[begin Data for processing]
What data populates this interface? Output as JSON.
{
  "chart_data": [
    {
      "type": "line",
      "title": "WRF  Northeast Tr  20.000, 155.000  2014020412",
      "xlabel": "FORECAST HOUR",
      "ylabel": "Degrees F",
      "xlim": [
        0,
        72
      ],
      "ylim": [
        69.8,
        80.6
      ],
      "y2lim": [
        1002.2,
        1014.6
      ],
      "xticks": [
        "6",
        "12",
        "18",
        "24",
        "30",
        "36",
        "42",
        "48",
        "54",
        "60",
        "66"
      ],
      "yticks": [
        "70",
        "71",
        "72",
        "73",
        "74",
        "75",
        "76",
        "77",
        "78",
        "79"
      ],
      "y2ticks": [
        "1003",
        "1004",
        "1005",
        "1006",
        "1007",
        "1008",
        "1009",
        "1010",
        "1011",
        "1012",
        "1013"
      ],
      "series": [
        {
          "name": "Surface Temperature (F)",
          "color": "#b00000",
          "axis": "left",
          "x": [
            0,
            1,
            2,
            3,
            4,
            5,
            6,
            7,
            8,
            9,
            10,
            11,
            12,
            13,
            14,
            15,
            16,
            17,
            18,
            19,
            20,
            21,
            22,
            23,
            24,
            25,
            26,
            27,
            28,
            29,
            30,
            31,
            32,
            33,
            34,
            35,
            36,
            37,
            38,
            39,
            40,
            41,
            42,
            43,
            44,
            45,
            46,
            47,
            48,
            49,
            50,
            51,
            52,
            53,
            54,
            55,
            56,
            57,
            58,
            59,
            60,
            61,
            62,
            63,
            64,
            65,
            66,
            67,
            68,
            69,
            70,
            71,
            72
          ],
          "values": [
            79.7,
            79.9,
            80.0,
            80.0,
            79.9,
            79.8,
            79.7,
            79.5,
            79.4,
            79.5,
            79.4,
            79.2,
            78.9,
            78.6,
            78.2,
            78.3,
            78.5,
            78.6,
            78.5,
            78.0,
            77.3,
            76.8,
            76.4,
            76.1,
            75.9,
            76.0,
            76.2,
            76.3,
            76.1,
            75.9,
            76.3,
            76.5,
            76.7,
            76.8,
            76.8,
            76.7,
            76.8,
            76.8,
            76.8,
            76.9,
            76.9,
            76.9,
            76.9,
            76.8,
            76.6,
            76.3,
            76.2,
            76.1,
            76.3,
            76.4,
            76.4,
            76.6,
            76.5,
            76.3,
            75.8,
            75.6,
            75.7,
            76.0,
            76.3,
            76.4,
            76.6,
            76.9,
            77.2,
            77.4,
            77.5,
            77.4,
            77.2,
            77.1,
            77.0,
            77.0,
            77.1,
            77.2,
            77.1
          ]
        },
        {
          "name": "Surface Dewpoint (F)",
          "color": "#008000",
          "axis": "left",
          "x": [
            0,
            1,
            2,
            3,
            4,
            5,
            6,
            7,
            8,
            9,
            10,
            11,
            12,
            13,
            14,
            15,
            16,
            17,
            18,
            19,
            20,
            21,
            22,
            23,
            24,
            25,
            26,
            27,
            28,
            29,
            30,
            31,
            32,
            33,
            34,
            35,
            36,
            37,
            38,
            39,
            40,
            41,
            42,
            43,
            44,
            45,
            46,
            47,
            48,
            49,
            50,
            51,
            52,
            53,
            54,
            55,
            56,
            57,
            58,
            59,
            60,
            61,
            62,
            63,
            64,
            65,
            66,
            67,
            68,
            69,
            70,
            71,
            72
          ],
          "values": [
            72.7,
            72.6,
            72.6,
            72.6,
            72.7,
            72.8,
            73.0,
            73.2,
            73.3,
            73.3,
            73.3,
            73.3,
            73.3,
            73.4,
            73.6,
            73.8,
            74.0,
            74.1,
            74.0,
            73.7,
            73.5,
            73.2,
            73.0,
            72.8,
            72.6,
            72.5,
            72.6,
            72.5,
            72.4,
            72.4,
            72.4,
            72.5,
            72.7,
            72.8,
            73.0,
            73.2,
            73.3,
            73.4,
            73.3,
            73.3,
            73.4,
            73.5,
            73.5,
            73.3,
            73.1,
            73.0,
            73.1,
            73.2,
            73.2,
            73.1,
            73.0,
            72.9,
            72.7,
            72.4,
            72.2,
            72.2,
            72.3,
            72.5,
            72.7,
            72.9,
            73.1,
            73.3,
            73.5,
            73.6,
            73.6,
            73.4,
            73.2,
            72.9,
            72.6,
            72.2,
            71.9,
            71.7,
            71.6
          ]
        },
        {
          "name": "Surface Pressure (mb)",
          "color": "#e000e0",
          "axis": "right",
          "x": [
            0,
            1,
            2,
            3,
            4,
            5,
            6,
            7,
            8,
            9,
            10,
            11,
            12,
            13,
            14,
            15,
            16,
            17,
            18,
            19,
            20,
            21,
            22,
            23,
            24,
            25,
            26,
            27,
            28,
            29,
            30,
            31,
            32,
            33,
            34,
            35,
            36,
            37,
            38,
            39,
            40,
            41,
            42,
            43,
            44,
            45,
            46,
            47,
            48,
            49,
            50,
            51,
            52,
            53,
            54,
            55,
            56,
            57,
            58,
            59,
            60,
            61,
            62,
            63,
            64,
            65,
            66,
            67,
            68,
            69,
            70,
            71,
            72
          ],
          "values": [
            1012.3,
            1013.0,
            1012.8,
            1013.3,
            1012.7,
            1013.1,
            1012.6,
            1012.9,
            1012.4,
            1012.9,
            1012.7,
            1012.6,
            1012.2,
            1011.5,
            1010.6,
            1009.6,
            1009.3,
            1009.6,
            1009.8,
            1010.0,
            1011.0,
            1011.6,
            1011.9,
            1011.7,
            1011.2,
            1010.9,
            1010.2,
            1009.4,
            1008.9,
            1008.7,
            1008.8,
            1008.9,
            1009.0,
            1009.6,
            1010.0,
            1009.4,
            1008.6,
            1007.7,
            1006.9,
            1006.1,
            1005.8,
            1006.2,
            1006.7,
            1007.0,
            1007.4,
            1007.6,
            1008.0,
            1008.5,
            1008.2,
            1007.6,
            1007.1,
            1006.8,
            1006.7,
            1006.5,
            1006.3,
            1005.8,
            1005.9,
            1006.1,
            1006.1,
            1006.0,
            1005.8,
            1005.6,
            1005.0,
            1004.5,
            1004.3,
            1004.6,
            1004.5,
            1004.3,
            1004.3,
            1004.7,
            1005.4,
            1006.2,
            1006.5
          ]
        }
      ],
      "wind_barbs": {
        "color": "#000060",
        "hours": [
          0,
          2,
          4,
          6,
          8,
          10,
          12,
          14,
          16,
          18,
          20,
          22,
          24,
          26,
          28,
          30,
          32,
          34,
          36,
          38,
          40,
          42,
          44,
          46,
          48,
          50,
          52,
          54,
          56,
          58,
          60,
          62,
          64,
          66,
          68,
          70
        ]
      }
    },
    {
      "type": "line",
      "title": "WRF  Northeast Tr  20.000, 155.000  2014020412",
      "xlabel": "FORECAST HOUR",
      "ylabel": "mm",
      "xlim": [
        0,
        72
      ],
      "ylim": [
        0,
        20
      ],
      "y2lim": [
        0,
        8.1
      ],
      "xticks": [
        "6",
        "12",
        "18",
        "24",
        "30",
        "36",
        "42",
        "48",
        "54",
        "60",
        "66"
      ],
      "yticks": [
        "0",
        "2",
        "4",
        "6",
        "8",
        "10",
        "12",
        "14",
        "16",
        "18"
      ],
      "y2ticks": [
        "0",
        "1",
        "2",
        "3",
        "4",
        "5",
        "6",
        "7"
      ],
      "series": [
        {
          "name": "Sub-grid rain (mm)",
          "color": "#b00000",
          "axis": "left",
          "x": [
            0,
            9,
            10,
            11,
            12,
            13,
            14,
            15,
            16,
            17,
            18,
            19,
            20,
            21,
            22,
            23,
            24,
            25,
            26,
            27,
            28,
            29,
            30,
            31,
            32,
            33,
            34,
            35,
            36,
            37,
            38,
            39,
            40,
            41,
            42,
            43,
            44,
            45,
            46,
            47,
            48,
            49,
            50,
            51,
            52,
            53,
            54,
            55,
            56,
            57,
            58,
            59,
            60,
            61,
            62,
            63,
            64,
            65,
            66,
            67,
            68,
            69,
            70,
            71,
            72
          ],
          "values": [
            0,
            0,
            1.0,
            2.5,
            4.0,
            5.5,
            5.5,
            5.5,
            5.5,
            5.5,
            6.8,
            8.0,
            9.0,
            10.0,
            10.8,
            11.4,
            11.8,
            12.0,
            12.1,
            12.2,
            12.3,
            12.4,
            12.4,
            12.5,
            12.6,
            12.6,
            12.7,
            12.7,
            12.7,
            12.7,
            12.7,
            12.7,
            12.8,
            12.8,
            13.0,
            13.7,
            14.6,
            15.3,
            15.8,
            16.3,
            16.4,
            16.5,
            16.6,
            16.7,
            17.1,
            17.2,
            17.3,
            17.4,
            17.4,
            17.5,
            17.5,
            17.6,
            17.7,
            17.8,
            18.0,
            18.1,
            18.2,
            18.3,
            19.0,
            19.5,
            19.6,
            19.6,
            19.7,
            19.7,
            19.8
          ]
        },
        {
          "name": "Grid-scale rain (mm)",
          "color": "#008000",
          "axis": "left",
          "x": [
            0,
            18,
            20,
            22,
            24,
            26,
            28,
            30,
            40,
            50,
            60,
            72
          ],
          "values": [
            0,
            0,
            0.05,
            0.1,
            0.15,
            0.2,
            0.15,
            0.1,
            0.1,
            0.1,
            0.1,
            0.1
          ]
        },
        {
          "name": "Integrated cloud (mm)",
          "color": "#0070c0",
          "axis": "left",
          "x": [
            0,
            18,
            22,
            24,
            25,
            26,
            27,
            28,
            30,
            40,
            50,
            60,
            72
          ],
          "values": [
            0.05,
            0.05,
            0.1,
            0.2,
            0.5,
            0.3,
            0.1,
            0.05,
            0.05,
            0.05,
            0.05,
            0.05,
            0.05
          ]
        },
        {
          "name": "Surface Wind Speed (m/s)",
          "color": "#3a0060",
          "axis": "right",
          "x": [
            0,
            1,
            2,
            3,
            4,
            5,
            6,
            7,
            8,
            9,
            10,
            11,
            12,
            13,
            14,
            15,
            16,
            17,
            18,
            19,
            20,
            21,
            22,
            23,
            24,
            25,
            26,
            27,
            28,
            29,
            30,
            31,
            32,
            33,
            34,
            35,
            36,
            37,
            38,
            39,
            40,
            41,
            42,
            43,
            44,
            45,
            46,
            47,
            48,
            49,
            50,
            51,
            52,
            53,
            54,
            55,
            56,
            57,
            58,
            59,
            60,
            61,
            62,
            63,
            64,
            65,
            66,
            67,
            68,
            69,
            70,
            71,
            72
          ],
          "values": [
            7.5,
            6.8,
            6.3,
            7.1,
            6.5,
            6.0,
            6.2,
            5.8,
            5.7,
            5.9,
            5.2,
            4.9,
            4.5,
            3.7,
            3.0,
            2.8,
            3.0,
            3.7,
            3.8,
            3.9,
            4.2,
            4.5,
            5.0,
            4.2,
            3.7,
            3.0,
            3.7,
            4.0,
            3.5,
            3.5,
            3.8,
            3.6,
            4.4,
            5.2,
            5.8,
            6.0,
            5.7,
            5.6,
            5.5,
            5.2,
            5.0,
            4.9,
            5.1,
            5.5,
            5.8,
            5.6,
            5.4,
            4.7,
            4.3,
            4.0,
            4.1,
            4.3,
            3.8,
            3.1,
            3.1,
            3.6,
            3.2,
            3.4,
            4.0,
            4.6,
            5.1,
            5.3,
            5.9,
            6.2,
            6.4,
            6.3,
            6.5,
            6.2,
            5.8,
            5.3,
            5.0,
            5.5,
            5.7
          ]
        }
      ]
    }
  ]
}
[end Data for processing]
**What you have to do**
Give the count of lines holding the word "name" and nothing more.

**Exercise answer**
7